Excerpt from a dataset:

◇ ◇ ◇

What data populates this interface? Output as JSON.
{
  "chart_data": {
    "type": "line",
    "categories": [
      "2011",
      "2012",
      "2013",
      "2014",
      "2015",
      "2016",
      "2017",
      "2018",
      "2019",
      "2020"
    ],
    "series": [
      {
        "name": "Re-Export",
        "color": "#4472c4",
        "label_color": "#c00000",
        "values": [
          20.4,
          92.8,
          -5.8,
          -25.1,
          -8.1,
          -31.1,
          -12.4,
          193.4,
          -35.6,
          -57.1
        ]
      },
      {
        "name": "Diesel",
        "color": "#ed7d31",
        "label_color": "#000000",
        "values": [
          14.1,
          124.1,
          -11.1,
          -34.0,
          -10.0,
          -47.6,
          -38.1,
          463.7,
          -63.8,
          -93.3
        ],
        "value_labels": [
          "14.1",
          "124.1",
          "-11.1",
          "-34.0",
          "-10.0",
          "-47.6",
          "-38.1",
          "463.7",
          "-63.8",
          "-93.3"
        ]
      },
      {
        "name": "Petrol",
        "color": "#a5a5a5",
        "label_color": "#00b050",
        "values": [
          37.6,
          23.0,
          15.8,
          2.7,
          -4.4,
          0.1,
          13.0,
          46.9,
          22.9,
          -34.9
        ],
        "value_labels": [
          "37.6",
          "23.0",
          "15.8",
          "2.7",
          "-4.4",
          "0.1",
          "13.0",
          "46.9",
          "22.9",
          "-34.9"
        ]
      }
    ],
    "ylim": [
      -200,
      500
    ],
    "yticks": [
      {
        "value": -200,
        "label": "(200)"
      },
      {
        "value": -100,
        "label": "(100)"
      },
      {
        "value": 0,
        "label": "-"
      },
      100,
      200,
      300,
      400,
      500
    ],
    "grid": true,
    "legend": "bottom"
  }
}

◇ ◇ ◇

→ Problem details: Take the entries and copy them out exactly.

→ Response:
What data populates this interface? Output as JSON.
{
  "chart_data": {
    "type": "line",
    "categories": [
      "2011",
      "2012",
      "2013",
      "2014",
      "2015",
      "2016",
      "2017",
      "2018",
      "2019",
      "2020"
    ],
    "series": [
      {
        "name": "Re-Export",
        "color": "#4472c4",
        "label_color": "#c00000",
        "values": [
          20.4,
          92.8,
          -5.8,
          -25.1,
          -8.1,
          -31.1,
          -12.4,
          193.4,
          -35.6,
          -57.1
        ]
      },
      {
        "name": "Diesel",
        "color": "#ed7d31",
        "label_color": "#000000",
        "values": [
          14.1,
          124.1,
          -11.1,
          -34.0,
          -10.0,
          -47.6,
          -38.1,
          463.7,
          -63.8,
          -93.3
        ],
        "value_labels": [
          "14.1",
          "124.1",
          "-11.1",
          "-34.0",
          "-10.0",
          "-47.6",
          "-38.1",
          "463.7",
          "-63.8",
          "-93.3"
        ]
      },
      {
        "name": "Petrol",
        "color": "#a5a5a5",
        "label_color": "#00b050",
        "values": [
          37.6,
          23.0,
          15.8,
          2.7,
          -4.4,
          0.1,
          13.0,
          46.9,
          22.9,
          -34.9
        ],
        "value_labels": [
          "37.6",
          "23.0",
          "15.8",
          "2.7",
          "-4.4",
          "0.1",
          "13.0",
          "46.9",
          "22.9",
          "-34.9"
        ]
      }
    ],
    "ylim": [
      -200,
      500
    ],
    "yticks": [
      {
        "value": -200,
        "label": "(200)"
      },
      {
        "value": -100,
        "label": "(100)"
      },
      {
        "value": 0,
        "label": "-"
      },
      100,
      200,
      300,
      400,
      500
    ],
    "grid": true,
    "legend": "bottom"
  }
}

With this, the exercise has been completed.